▸ DIRECTIONS:
Go through the entries below and retype them exactly, omitting each picture.

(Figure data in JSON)
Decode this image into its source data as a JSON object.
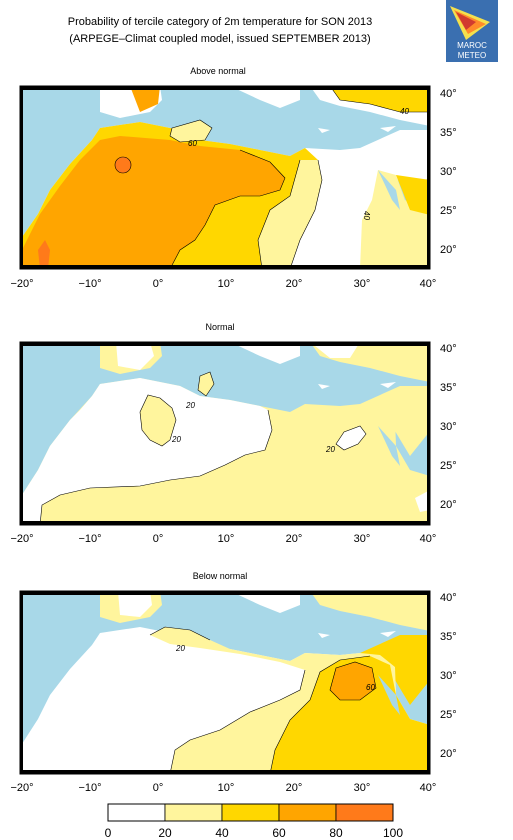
{
  "title_line1": "Probability of tercile category of 2m temperature for SON 2013",
  "title_line2": "(ARPEGE–Climat coupled model, issued SEPTEMBER 2013)",
  "logo_text": {
    "line1": "MAROC",
    "line2": "METEO"
  },
  "x_ticks": [
    "−20°",
    "−10°",
    "0°",
    "10°",
    "20°",
    "30°",
    "40°"
  ],
  "y_ticks": [
    "40°",
    "35°",
    "30°",
    "25°",
    "20°"
  ],
  "panels": [
    {
      "title": "Above normal",
      "contour_labels": [
        "60",
        "40",
        "40"
      ]
    },
    {
      "title": "Normal",
      "contour_labels": [
        "20",
        "20",
        "20"
      ]
    },
    {
      "title": "Below normal",
      "contour_labels": [
        "20",
        "60"
      ]
    }
  ],
  "legend": {
    "ticks": [
      "0",
      "20",
      "40",
      "60",
      "80",
      "100"
    ],
    "colors": [
      "#ffffff",
      "#fff59d",
      "#ffd700",
      "#ffa500",
      "#ff7a1a"
    ]
  },
  "colors": {
    "sea": "#a8d8e8",
    "class_20_40": "#fff59d",
    "class_40_60": "#ffd700",
    "class_60_80": "#ffa500",
    "class_80_100": "#ff7a1a"
  }
}
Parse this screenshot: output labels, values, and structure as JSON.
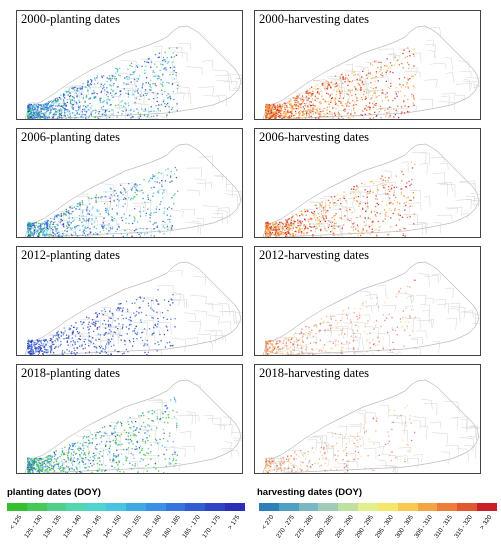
{
  "panels": [
    {
      "title": "2000-planting dates",
      "kind": "planting"
    },
    {
      "title": "2000-harvesting dates",
      "kind": "harvesting"
    },
    {
      "title": "2006-planting dates",
      "kind": "planting"
    },
    {
      "title": "2006-harvesting dates",
      "kind": "harvesting"
    },
    {
      "title": "2012-planting dates",
      "kind": "planting"
    },
    {
      "title": "2012-harvesting dates",
      "kind": "harvesting"
    },
    {
      "title": "2018-planting dates",
      "kind": "planting"
    },
    {
      "title": "2018-harvesting dates",
      "kind": "harvesting"
    }
  ],
  "legend": {
    "planting": {
      "title": "planting dates (DOY)",
      "labels": [
        "< 125",
        "125 - 130",
        "130 - 135",
        "135 - 140",
        "140 - 145",
        "145 - 150",
        "150 - 155",
        "155 - 160",
        "160 - 165",
        "165 - 170",
        "170 - 175",
        "> 175"
      ],
      "colors": [
        "#35c12f",
        "#46c95a",
        "#4ed08a",
        "#52d6b0",
        "#4fd3cf",
        "#48c3e0",
        "#3fa9e6",
        "#3b8fe4",
        "#3775de",
        "#335cd4",
        "#2e44c7",
        "#2a2fb5"
      ]
    },
    "harvesting": {
      "title": "harvesting dates (DOY)",
      "labels": [
        "< 270",
        "270 - 275",
        "275 - 280",
        "280 - 285",
        "285 - 290",
        "290 - 295",
        "295 - 300",
        "300 - 305",
        "305 - 310",
        "310 - 315",
        "315 - 320",
        "> 320"
      ],
      "colors": [
        "#2c7fb8",
        "#4f9fc2",
        "#7ab6c4",
        "#9fcbb8",
        "#bfe0a0",
        "#e2ef8a",
        "#f6e76a",
        "#f9c94f",
        "#f5a443",
        "#ee7d3b",
        "#e25531",
        "#c81f26"
      ]
    }
  }
}
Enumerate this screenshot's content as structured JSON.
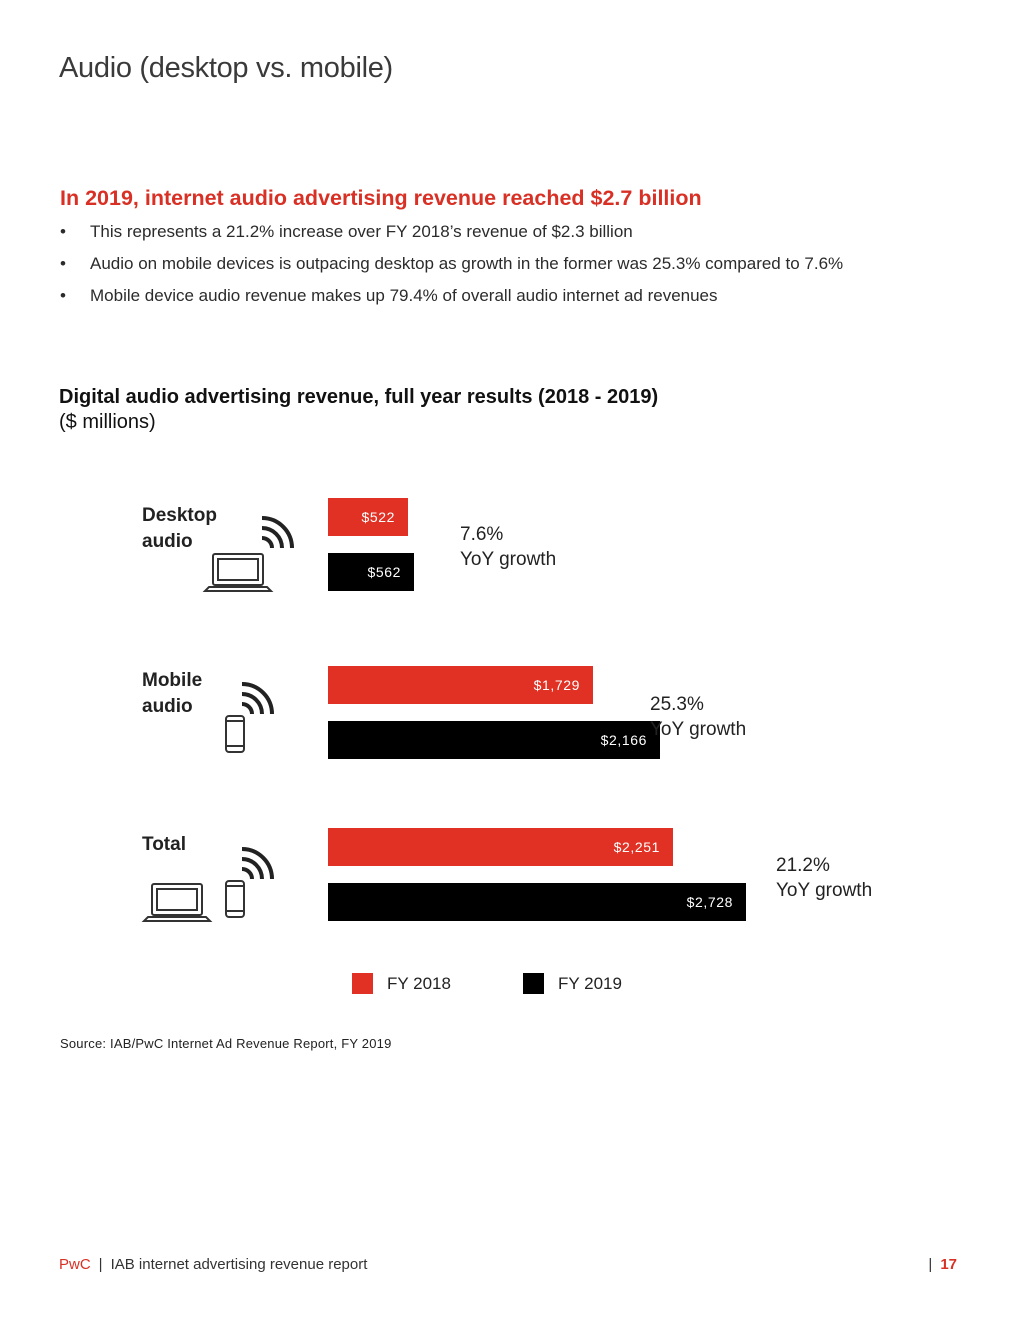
{
  "page": {
    "title": "Audio (desktop vs. mobile)",
    "headline": "In 2019, internet audio advertising revenue reached $2.7 billion",
    "bullets": [
      "This represents a 21.2% increase over FY 2018’s revenue of $2.3 billion",
      "Audio on mobile devices is outpacing desktop as growth in the former was 25.3% compared to 7.6%",
      "Mobile device audio revenue makes up 79.4% of overall audio internet ad revenues"
    ]
  },
  "chart_data": {
    "type": "bar",
    "orientation": "horizontal",
    "title": "Digital audio advertising revenue, full year results (2018 - 2019)",
    "subtitle": "($ millions)",
    "categories": [
      "Desktop audio",
      "Mobile audio",
      "Total"
    ],
    "category_icons": [
      [
        "laptop-icon",
        "signal-icon"
      ],
      [
        "phone-icon",
        "signal-icon"
      ],
      [
        "laptop-icon",
        "phone-icon",
        "signal-icon"
      ]
    ],
    "series": [
      {
        "name": "FY 2018",
        "color": "#e03124",
        "values": [
          522,
          1729,
          2251
        ],
        "labels": [
          "$522",
          "$1,729",
          "$2,251"
        ]
      },
      {
        "name": "FY 2019",
        "color": "#000000",
        "values": [
          562,
          2166,
          2728
        ],
        "labels": [
          "$562",
          "$2,166",
          "$2,728"
        ]
      }
    ],
    "growth": [
      {
        "value": "7.6%",
        "label": "YoY growth"
      },
      {
        "value": "25.3%",
        "label": "YoY growth"
      },
      {
        "value": "21.2%",
        "label": "YoY growth"
      }
    ],
    "legend": [
      "FY 2018",
      "FY 2019"
    ],
    "legend_position": "bottom",
    "grid": false
  },
  "source": "Source: IAB/PwC Internet Ad Revenue Report, FY 2019",
  "footer": {
    "brand": "PwC",
    "separator": "|",
    "report": "IAB internet advertising revenue report",
    "page_number": "17"
  }
}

▸ WRITTEN REPLY:
Decode this image into its source data as a JSON object.
{
  "title_line1": "Probability of tercile category of 2m temperature for SON 2013",
  "title_line2": "(ARPEGE–Climat coupled model, issued SEPTEMBER 2013)",
  "logo_text": {
    "line1": "MAROC",
    "line2": "METEO"
  },
  "x_ticks": [
    "−20°",
    "−10°",
    "0°",
    "10°",
    "20°",
    "30°",
    "40°"
  ],
  "y_ticks": [
    "40°",
    "35°",
    "30°",
    "25°",
    "20°"
  ],
  "panels": [
    {
      "title": "Above normal",
      "contour_labels": [
        "60",
        "40",
        "40"
      ]
    },
    {
      "title": "Normal",
      "contour_labels": [
        "20",
        "20",
        "20"
      ]
    },
    {
      "title": "Below normal",
      "contour_labels": [
        "20",
        "60"
      ]
    }
  ],
  "legend": {
    "ticks": [
      "0",
      "20",
      "40",
      "60",
      "80",
      "100"
    ],
    "colors": [
      "#ffffff",
      "#fff59d",
      "#ffd700",
      "#ffa500",
      "#ff7a1a"
    ]
  },
  "colors": {
    "sea": "#a8d8e8",
    "class_20_40": "#fff59d",
    "class_40_60": "#ffd700",
    "class_60_80": "#ffa500",
    "class_80_100": "#ff7a1a"
  }
}
Parse this screenshot: output labels, values, and structure as JSON.
{
  "panels": [
    {
      "title": "2000-planting dates",
      "kind": "planting"
    },
    {
      "title": "2000-harvesting dates",
      "kind": "harvesting"
    },
    {
      "title": "2006-planting dates",
      "kind": "planting"
    },
    {
      "title": "2006-harvesting dates",
      "kind": "harvesting"
    },
    {
      "title": "2012-planting dates",
      "kind": "planting"
    },
    {
      "title": "2012-harvesting dates",
      "kind": "harvesting"
    },
    {
      "title": "2018-planting dates",
      "kind": "planting"
    },
    {
      "title": "2018-harvesting dates",
      "kind": "harvesting"
    }
  ],
  "legend": {
    "planting": {
      "title": "planting dates (DOY)",
      "labels": [
        "< 125",
        "125 - 130",
        "130 - 135",
        "135 - 140",
        "140 - 145",
        "145 - 150",
        "150 - 155",
        "155 - 160",
        "160 - 165",
        "165 - 170",
        "170 - 175",
        "> 175"
      ],
      "colors": [
        "#35c12f",
        "#46c95a",
        "#4ed08a",
        "#52d6b0",
        "#4fd3cf",
        "#48c3e0",
        "#3fa9e6",
        "#3b8fe4",
        "#3775de",
        "#335cd4",
        "#2e44c7",
        "#2a2fb5"
      ]
    },
    "harvesting": {
      "title": "harvesting dates (DOY)",
      "labels": [
        "< 270",
        "270 - 275",
        "275 - 280",
        "280 - 285",
        "285 - 290",
        "290 - 295",
        "295 - 300",
        "300 - 305",
        "305 - 310",
        "310 - 315",
        "315 - 320",
        "> 320"
      ],
      "colors": [
        "#2c7fb8",
        "#4f9fc2",
        "#7ab6c4",
        "#9fcbb8",
        "#bfe0a0",
        "#e2ef8a",
        "#f6e76a",
        "#f9c94f",
        "#f5a443",
        "#ee7d3b",
        "#e25531",
        "#c81f26"
      ]
    }
  }
}
Enumerate this screenshot's content as structured JSON.
{
  "page": {
    "title": "Audio (desktop vs. mobile)",
    "headline": "In 2019, internet audio advertising revenue reached $2.7 billion",
    "bullets": [
      "This represents a 21.2% increase over FY 2018’s revenue of $2.3 billion",
      "Audio on mobile devices is outpacing desktop as growth in the former was 25.3% compared to 7.6%",
      "Mobile device audio revenue makes up 79.4% of overall audio internet ad revenues"
    ]
  },
  "chart_data": {
    "type": "bar",
    "orientation": "horizontal",
    "title": "Digital audio advertising revenue, full year results (2018 - 2019)",
    "subtitle": "($ millions)",
    "categories": [
      "Desktop audio",
      "Mobile audio",
      "Total"
    ],
    "category_icons": [
      [
        "laptop-icon",
        "signal-icon"
      ],
      [
        "phone-icon",
        "signal-icon"
      ],
      [
        "laptop-icon",
        "phone-icon",
        "signal-icon"
      ]
    ],
    "series": [
      {
        "name": "FY 2018",
        "color": "#e03124",
        "values": [
          522,
          1729,
          2251
        ],
        "labels": [
          "$522",
          "$1,729",
          "$2,251"
        ]
      },
      {
        "name": "FY 2019",
        "color": "#000000",
        "values": [
          562,
          2166,
          2728
        ],
        "labels": [
          "$562",
          "$2,166",
          "$2,728"
        ]
      }
    ],
    "growth": [
      {
        "value": "7.6%",
        "label": "YoY growth"
      },
      {
        "value": "25.3%",
        "label": "YoY growth"
      },
      {
        "value": "21.2%",
        "label": "YoY growth"
      }
    ],
    "legend": [
      "FY 2018",
      "FY 2019"
    ],
    "legend_position": "bottom",
    "grid": false
  },
  "source": "Source: IAB/PwC Internet Ad Revenue Report, FY 2019",
  "footer": {
    "brand": "PwC",
    "separator": "|",
    "report": "IAB internet advertising revenue report",
    "page_number": "17"
  }
}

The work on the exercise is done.